> **RECORDED INFORMATION**:
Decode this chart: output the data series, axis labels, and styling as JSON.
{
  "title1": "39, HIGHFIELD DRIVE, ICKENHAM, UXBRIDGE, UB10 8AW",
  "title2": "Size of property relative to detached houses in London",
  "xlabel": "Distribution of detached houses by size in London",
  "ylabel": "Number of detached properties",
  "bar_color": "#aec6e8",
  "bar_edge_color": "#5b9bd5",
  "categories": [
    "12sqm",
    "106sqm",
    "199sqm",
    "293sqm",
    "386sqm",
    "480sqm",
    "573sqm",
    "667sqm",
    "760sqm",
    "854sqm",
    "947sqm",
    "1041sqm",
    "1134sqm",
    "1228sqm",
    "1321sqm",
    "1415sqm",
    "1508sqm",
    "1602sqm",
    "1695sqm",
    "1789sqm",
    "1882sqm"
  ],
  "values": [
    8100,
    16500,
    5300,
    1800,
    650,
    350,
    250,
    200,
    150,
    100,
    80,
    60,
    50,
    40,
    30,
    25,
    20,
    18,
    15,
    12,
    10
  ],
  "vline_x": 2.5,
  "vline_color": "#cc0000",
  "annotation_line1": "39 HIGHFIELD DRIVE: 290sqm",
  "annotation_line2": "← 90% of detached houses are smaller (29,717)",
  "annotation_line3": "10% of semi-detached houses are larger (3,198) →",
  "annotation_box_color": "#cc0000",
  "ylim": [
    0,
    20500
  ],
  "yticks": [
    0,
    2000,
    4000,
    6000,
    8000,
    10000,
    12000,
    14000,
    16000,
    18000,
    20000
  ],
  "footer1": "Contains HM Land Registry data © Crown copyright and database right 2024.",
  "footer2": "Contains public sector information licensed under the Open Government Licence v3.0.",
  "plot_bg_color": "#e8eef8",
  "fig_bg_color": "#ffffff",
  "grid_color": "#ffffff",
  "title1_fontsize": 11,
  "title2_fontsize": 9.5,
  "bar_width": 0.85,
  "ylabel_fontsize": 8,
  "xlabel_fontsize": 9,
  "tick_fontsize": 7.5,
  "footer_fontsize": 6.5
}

--

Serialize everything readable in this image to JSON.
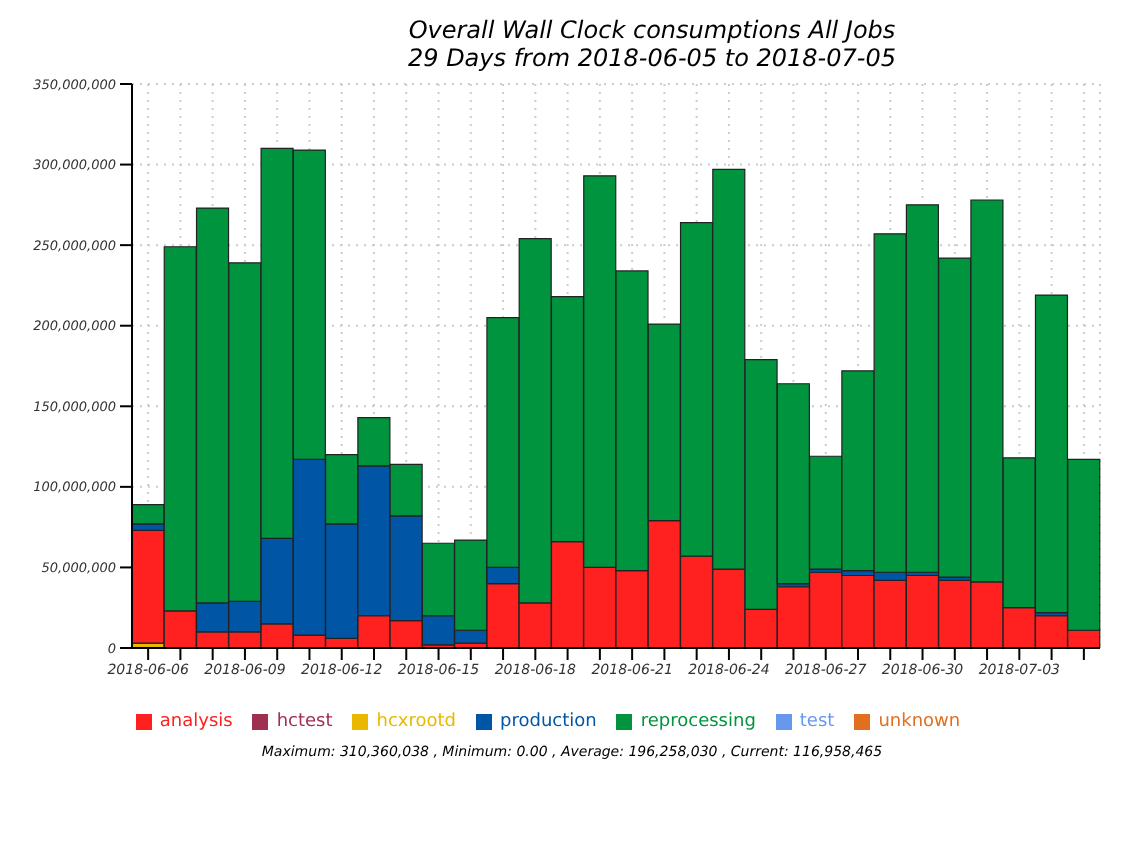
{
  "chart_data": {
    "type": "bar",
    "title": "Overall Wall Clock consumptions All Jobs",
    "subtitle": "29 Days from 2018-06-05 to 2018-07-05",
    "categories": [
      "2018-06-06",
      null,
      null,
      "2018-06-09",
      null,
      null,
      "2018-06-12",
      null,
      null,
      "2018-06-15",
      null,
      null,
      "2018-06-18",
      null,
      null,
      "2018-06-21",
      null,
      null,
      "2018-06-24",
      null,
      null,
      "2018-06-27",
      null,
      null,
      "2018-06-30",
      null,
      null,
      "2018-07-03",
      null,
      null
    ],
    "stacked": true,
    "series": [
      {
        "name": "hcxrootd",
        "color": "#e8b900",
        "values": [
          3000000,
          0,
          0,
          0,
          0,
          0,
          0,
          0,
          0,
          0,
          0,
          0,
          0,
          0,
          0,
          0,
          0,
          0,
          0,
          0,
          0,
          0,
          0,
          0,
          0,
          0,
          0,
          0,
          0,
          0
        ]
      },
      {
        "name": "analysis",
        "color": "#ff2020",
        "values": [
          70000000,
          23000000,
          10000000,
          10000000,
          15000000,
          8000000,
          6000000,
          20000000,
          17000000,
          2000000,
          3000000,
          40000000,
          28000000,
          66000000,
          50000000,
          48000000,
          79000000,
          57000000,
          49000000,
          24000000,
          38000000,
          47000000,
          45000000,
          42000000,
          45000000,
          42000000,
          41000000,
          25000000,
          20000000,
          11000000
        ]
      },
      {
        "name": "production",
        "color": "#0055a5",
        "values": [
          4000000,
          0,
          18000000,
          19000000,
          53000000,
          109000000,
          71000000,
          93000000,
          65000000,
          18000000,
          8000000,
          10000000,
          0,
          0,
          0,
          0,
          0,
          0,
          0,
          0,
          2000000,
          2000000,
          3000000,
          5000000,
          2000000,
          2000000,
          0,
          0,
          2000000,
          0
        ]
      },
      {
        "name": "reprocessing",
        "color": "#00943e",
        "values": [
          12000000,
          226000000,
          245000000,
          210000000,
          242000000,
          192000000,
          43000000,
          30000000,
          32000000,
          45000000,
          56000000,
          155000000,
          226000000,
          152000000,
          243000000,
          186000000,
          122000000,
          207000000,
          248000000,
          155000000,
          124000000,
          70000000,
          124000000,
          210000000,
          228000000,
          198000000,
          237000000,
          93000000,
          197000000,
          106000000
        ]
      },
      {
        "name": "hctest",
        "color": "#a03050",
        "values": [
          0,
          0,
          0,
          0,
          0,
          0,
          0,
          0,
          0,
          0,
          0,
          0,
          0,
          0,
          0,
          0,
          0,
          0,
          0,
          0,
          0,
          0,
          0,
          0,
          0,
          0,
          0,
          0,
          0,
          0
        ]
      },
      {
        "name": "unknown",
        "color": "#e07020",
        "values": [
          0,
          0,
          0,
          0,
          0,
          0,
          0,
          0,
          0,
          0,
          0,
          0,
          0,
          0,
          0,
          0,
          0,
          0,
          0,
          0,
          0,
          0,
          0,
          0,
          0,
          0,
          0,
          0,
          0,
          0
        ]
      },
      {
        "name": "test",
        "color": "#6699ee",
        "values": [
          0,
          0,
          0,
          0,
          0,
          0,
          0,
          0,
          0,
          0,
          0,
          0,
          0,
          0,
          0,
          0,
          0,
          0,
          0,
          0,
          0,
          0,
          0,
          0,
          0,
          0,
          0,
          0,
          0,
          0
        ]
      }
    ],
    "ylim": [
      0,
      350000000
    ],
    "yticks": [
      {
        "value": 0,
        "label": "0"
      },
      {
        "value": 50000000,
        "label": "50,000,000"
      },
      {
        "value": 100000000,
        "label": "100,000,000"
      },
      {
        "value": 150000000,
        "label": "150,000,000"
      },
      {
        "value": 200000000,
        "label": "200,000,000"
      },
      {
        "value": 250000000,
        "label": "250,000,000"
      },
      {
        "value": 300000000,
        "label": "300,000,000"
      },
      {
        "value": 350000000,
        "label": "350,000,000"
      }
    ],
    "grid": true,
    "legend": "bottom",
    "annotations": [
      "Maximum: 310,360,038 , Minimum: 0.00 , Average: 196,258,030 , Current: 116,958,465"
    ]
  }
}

> **AIM OF THE EXERCISE**:
Check each line of the records for the word "this", and show the lines that contain it.

> **COMPLETED TASK**:
Decode this chart: output the data series, axis labels, and styling as JSON.
Serialize everything readable in this image to JSON.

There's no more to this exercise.